- [Your goal]
Return the records that follow, matching each one exactly.

- [Dataset items]
• • • • • • •
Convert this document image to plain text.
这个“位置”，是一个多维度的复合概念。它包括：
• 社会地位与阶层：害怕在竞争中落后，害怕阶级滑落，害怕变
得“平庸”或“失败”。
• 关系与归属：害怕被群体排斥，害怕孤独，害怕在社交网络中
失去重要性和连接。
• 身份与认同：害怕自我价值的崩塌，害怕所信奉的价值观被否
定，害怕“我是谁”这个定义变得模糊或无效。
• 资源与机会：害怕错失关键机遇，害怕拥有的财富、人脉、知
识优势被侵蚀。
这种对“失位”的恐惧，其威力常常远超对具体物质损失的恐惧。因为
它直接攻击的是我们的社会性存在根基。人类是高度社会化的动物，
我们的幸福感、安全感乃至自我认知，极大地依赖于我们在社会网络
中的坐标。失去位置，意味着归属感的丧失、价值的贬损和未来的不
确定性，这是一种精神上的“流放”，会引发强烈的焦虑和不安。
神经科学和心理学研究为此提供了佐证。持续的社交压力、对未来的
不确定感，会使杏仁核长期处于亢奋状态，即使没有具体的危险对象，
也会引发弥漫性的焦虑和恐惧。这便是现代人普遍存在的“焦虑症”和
• • • • • • •
- [Solution to this exercise]
Convert this document image to plain text.
这个“位置”，是一个多维度的复合概念。它包括：
• 社会地位与阶层：害怕在竞争中落后，害怕阶级滑落，害怕变
得“平庸”或“失败”。
• 关系与归属：害怕被群体排斥，害怕孤独，害怕在社交网络中
失去重要性和连接。
• 身份与认同：害怕自我价值的崩塌，害怕所信奉的价值观被否
定，害怕“我是谁”这个定义变得模糊或无效。
• 资源与机会：害怕错失关键机遇，害怕拥有的财富、人脉、知
识优势被侵蚀。
这种对“失位”的恐惧，其威力常常远超对具体物质损失的恐惧。因为
它直接攻击的是我们的社会性存在根基。人类是高度社会化的动物，
我们的幸福感、安全感乃至自我认知，极大地依赖于我们在社会网络
中的坐标。失去位置，意味着归属感的丧失、价值的贬损和未来的不
确定性，这是一种精神上的“流放”，会引发强烈的焦虑和不安。
神经科学和心理学研究为此提供了佐证。持续的社交压力、对未来的
不确定感，会使杏仁核长期处于亢奋状态，即使没有具体的危险对象，
也会引发弥漫性的焦虑和恐惧。这便是现代人普遍存在的“焦虑症”和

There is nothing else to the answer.